◆ JOB: Below is a block of records; repeat all of them exactly.

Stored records
::::::::::

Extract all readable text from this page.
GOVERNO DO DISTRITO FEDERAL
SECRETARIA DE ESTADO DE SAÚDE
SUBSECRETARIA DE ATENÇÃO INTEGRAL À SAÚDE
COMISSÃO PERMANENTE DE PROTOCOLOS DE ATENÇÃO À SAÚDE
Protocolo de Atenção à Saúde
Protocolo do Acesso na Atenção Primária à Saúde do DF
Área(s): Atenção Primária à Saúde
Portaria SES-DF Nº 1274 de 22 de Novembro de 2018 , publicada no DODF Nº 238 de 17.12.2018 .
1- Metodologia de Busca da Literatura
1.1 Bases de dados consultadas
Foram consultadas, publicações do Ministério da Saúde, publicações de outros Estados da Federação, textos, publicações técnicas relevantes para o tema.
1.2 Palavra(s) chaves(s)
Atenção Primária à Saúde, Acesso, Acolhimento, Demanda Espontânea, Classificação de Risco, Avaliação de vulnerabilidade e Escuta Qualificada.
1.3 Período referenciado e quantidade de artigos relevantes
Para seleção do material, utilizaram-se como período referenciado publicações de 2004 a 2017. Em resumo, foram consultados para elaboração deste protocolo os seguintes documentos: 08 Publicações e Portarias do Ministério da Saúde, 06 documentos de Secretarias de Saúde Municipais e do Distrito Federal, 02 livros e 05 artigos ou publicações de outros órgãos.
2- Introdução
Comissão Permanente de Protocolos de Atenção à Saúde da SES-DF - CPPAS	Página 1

::::::::::

◆ EXERCISE OUTPUT:
Extract all readable text from this page.
GOVERNO DO DISTRITO FEDERAL
SECRETARIA DE ESTADO DE SAÚDE
SUBSECRETARIA DE ATENÇÃO INTEGRAL À SAÚDE
COMISSÃO PERMANENTE DE PROTOCOLOS DE ATENÇÃO À SAÚDE
Protocolo de Atenção à Saúde
Protocolo do Acesso na Atenção Primária à Saúde do DF
Área(s): Atenção Primária à Saúde
Portaria SES-DF Nº 1274 de 22 de Novembro de 2018 , publicada no DODF Nº 238 de 17.12.2018 .
1- Metodologia de Busca da Literatura
1.1 Bases de dados consultadas
Foram consultadas, publicações do Ministério da Saúde, publicações de outros Estados da Federação, textos, publicações técnicas relevantes para o tema.
1.2 Palavra(s) chaves(s)
Atenção Primária à Saúde, Acesso, Acolhimento, Demanda Espontânea, Classificação de Risco, Avaliação de vulnerabilidade e Escuta Qualificada.
1.3 Período referenciado e quantidade de artigos relevantes
Para seleção do material, utilizaram-se como período referenciado publicações de 2004 a 2017. Em resumo, foram consultados para elaboração deste protocolo os seguintes documentos: 08 Publicações e Portarias do Ministério da Saúde, 06 documentos de Secretarias de Saúde Municipais e do Distrito Federal, 02 livros e 05 artigos ou publicações de outros órgãos.
2- Introdução
Comissão Permanente de Protocolos de Atenção à Saúde da SES-DF - CPPAS	Página 1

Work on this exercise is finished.